Pictures within the data are to be left out; everything else must be reproduced exactly.

* start Records for this task *

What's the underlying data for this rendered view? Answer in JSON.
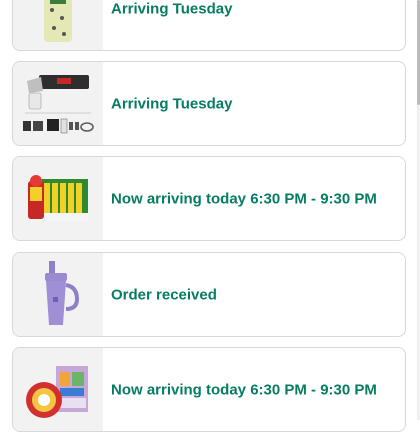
{
  "orders": [
    {
      "status": "Arriving Tuesday",
      "image": "sponge-package-image"
    },
    {
      "status": "Arriving Tuesday",
      "image": "garage-door-opener-kit-image"
    },
    {
      "status": "Now arriving today 6:30 PM - 9:30 PM",
      "image": "juice-box-pack-image"
    },
    {
      "status": "Order received",
      "image": "purple-tumbler-image"
    },
    {
      "status": "Now arriving today 6:30 PM - 9:30 PM",
      "image": "snack-and-toy-bundle-image"
    }
  ],
  "colors": {
    "status_text": "#067d62",
    "card_border": "#d5d9d9",
    "thumbnail_bg": "#f2f2f2"
  }
}
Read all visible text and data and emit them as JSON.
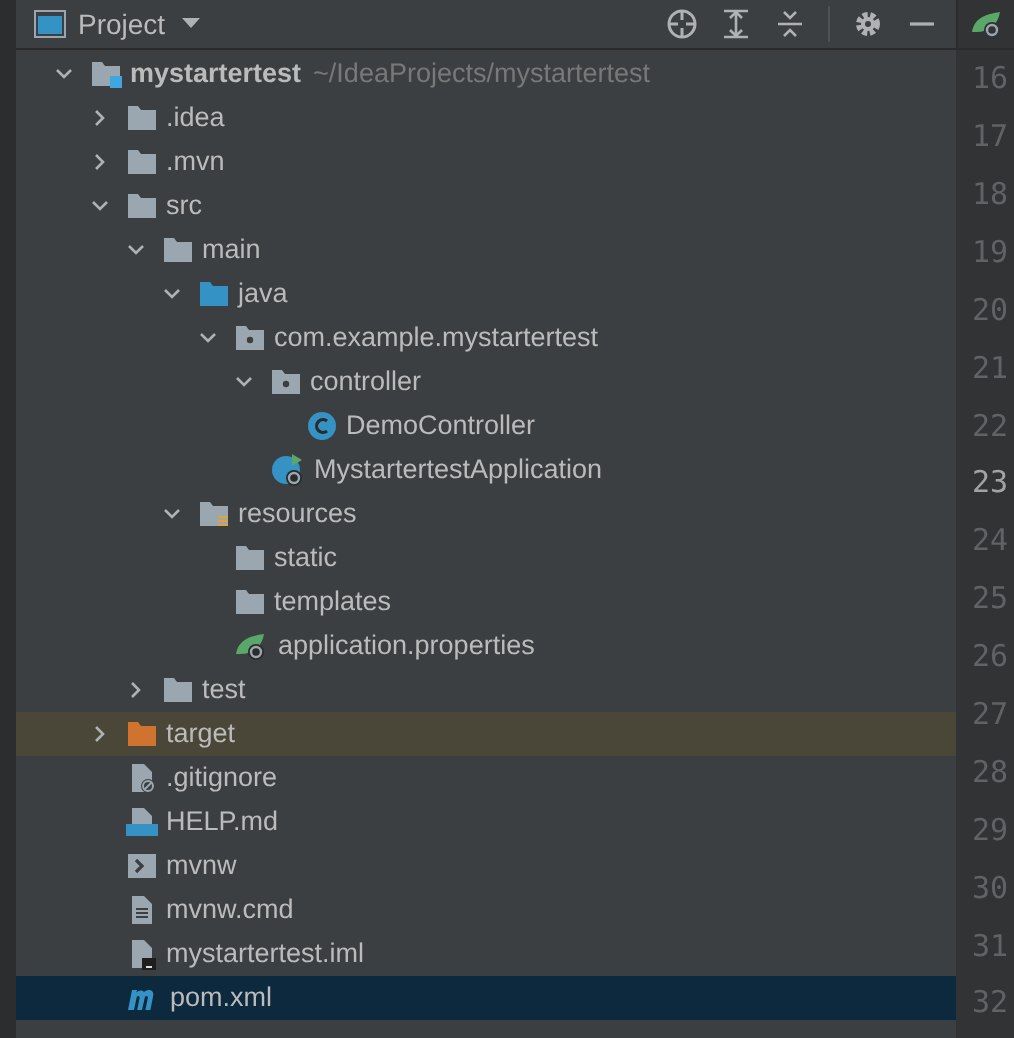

* end Records for this task *

**Right answer**
What's the underlying data for this rendered view? Answer in JSON.
{
  "orders": [
    {
      "status": "Arriving Tuesday",
      "image": "sponge-package-image"
    },
    {
      "status": "Arriving Tuesday",
      "image": "garage-door-opener-kit-image"
    },
    {
      "status": "Now arriving today 6:30 PM - 9:30 PM",
      "image": "juice-box-pack-image"
    },
    {
      "status": "Order received",
      "image": "purple-tumbler-image"
    },
    {
      "status": "Now arriving today 6:30 PM - 9:30 PM",
      "image": "snack-and-toy-bundle-image"
    }
  ],
  "colors": {
    "status_text": "#067d62",
    "card_border": "#d5d9d9",
    "thumbnail_bg": "#f2f2f2"
  }
}
Read all visible text and data and emit them as JSON.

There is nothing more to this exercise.